▸ REQUIRED TASKS
(1) List every labeled field in the Philippians sermon's heading with the value given for it.
(2) Write the next part of the Philippians sermon, picking up right after its final sentence.

▸ QUOTED PASSAGE
——

Sermon for the Eighteenth Sunday after Pentecost, Year A - (The One in Which Paul Calls BS)

Oct 04, 2020

Passage:Philippians 3:4-14

Preacher: The Rev. E. Courtney Jones

Series: Philippians

Category: Discipleship


We’ve reached our third week of our series in Philippians.  
Last week, Paul was singing us a song about Christ’s humility, and encouraged us to imitate Christ in not thinking too highly of ourselves.  
So, naturally, this week he’s telling us “If anybody has a reason to be confident in the flesh, hey, I have more.”  
I don’t know about you, but to me this seems like scriptural whiplash.  It would appear that Paul goes immediately from“Be humble” to,  “and also . . .have I mentioned that I have no flaws?”
“As to righteousness before the law, blameless.”  
This is one of those spots where our lectionary, our cycle of readings in the Church, does us a disservice.  Because it cuts out a few verses that provide some important backstory behind Paul’s seemingly arrogant comments.
You see, just before today’s reading, Paul addresses a problem that the Philippians are having:  there’s a group of people in a nearby city who are telling them that they aren’t truly Christians, because they aren’t doing this and this and this.

——

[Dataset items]
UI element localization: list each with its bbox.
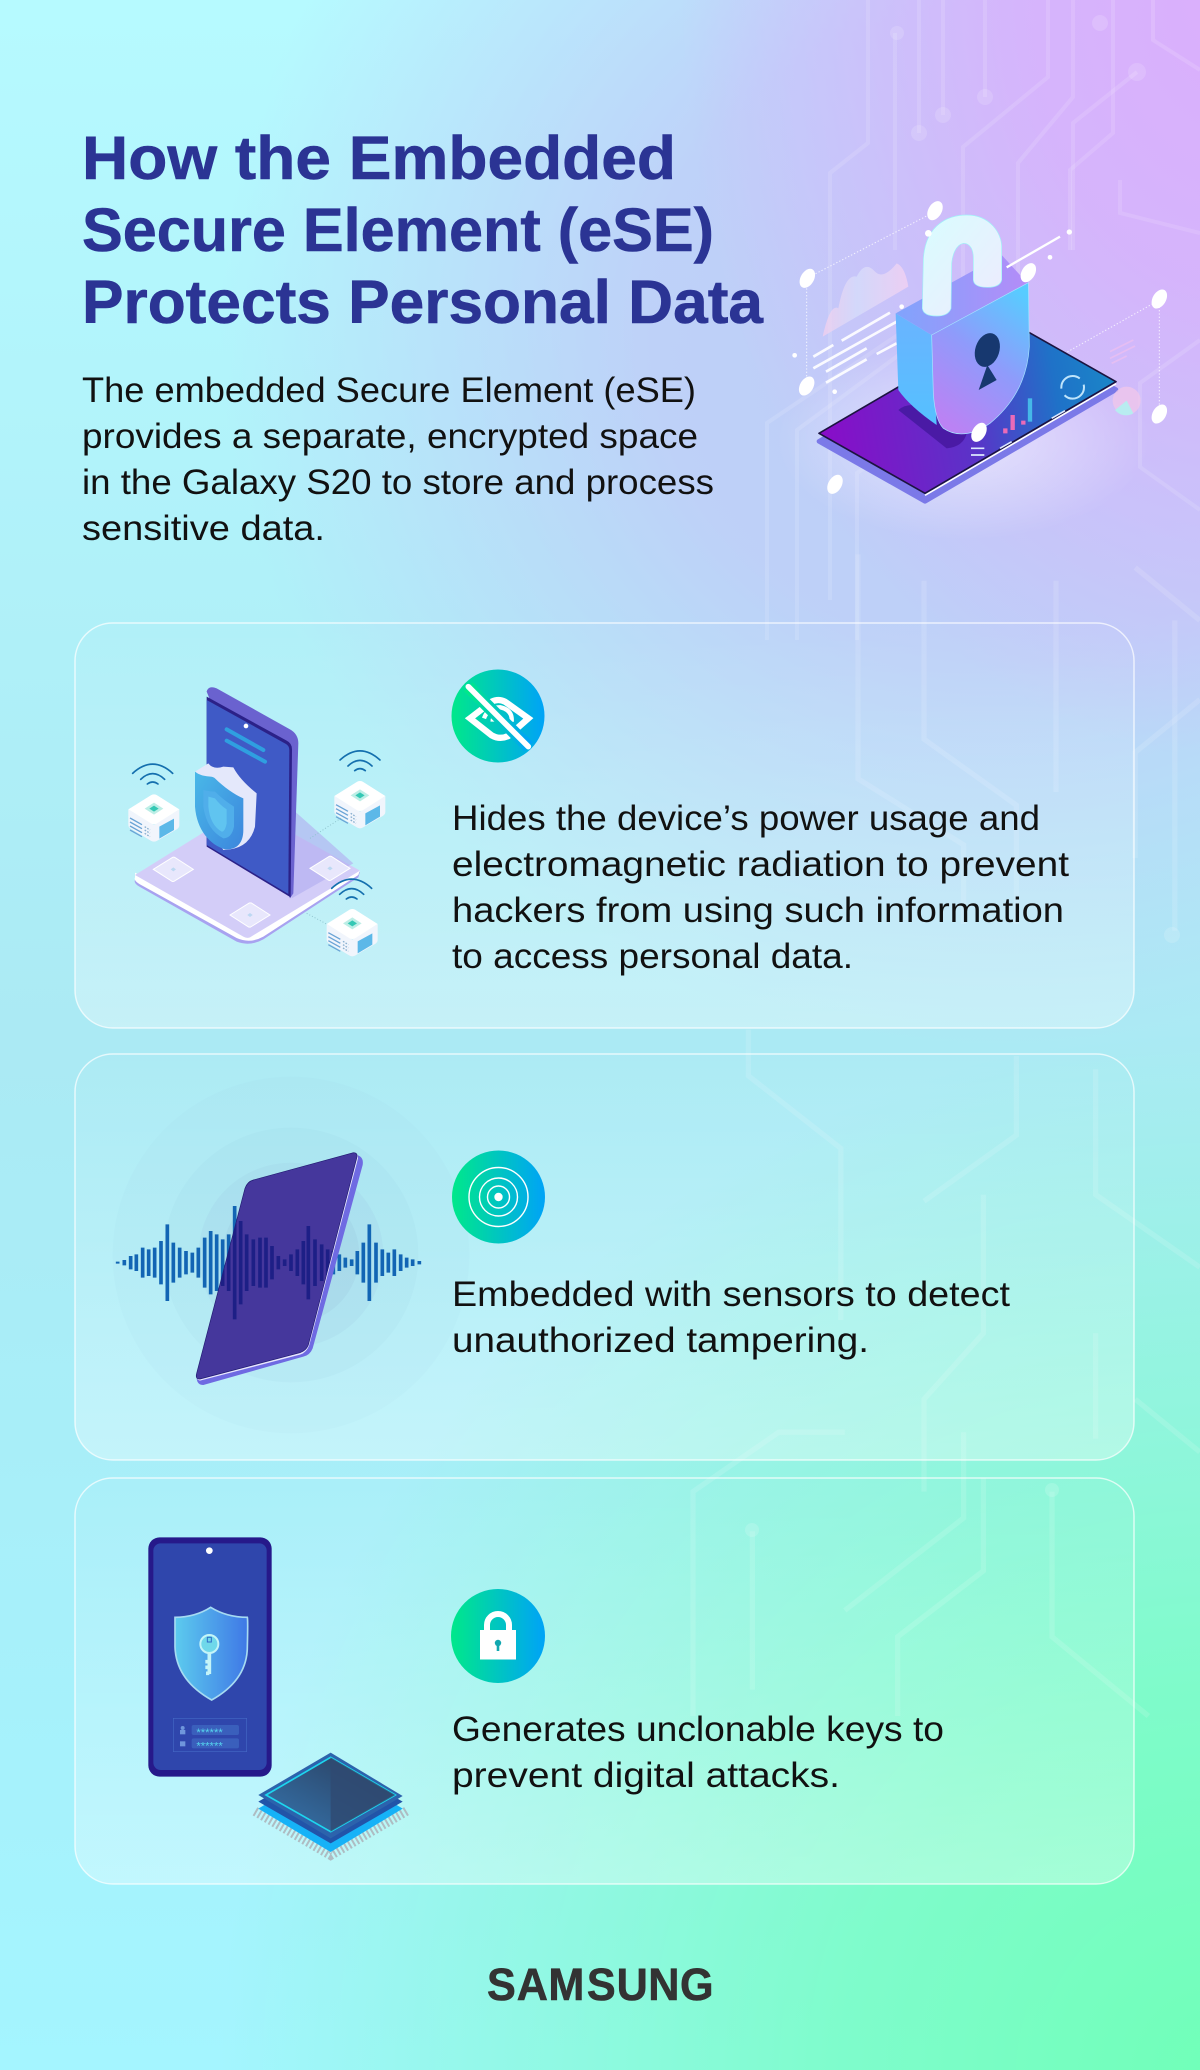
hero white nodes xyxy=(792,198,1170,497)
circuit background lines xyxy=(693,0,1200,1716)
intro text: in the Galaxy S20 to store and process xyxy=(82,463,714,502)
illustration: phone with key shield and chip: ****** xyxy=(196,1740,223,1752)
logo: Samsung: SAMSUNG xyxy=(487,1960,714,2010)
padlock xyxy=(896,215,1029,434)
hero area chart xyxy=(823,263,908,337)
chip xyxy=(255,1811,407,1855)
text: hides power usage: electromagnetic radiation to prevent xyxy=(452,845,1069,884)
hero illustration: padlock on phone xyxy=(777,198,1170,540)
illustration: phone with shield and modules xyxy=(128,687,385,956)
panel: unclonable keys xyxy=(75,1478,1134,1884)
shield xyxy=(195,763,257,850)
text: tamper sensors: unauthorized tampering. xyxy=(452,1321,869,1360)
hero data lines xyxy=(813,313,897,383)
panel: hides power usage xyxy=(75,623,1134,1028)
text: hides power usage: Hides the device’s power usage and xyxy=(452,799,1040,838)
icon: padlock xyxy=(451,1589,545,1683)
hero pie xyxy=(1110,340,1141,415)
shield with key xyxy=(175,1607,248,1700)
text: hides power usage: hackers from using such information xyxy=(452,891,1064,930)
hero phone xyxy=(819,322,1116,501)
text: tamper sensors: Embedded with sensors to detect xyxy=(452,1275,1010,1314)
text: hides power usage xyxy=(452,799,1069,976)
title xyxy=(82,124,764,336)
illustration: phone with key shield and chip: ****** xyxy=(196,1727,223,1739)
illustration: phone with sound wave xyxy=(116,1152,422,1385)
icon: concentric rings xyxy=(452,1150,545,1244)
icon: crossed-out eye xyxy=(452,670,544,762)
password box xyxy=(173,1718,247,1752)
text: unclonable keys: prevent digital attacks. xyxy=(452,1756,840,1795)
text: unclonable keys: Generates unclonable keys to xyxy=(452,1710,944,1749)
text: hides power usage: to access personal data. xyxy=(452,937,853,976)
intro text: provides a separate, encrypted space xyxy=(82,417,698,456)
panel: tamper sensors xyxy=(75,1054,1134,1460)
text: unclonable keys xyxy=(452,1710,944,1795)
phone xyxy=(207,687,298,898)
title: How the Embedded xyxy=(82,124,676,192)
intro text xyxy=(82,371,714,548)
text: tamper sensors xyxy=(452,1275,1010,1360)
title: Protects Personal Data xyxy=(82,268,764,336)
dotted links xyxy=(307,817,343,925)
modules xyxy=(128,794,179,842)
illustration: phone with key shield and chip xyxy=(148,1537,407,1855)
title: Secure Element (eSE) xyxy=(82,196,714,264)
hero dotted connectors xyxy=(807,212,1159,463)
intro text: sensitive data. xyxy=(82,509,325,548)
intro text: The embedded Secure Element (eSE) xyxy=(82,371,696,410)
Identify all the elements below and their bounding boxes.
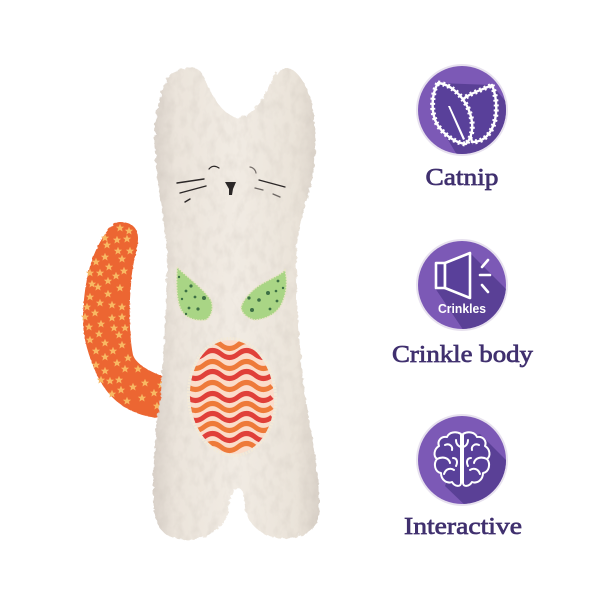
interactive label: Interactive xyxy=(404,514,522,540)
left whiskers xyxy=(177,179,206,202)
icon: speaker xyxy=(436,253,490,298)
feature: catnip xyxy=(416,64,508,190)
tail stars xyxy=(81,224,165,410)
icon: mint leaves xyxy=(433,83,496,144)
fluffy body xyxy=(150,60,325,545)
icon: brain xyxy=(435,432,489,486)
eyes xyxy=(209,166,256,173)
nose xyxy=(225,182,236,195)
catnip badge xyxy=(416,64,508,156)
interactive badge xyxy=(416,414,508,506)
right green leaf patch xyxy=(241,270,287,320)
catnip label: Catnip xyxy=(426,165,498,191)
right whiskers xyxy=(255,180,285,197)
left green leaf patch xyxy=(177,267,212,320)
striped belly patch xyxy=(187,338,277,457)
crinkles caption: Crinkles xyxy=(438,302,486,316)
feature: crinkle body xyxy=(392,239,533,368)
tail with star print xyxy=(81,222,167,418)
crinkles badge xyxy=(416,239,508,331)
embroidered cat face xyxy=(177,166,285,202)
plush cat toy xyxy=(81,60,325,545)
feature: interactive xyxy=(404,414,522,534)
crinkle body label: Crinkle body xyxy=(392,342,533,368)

——

▸ TASK RESULTS
(1)
Passage: Philippians 3:4-14
Preacher: The Rev. E. Courtney Jones
Series: Philippians
Category: Discipleship

(2)
Their main point of contention was that Paul wasn’t making the Gentile Christians at Philippi convert to Judaism and uphold its cultural practices to be followers of the Way.   Which now seems like it shouldn’t have been a big deal, but it was a pretty big deal in the early church — enough of a big deal that if you search, for instance, for “circumcision” in the Epistles you’ll find it is talked about more than twenty times!
Now, before you think “Wow, what a silly thing to get worked up about,” let me suggest to you that if you’ve been on social media any time in the past decade or so, you know that people will accuse each other of not being “Real” ChristiansTM for far far less.  
“Oh, you have come to a different conclusion than I have about something?  You must not be a real Christian.”
“You’re going to vote for someone different than who I’m going to vote for?  Well, that’s because you’re not actually a Christian.”
“You belong to a different denomination that has slightly different doctrinal positions than I do?  I’m sorry, but you’re not a Christian.”
There is a term for people who believe that they are morally superior because they believe or act more perfectly than others:  self-righteous.1
It’s that kind of self-righteousness that Paul is addressing in today’s reading from the letter to the Philippians.  
But before we engage in our own self-righteousness about not being self-righteous, let’s look at the WHY behind it.  Why does everyone, on some level, engage in self-righteousness?  Why is it so important to us to be right?
Life can be unpredictable, often confusing, and marked with bouts of suffering.  Life was chaotic in the first century.  Life is chaotic now.   As much as we try to be in complete control over our lives — we are NOT.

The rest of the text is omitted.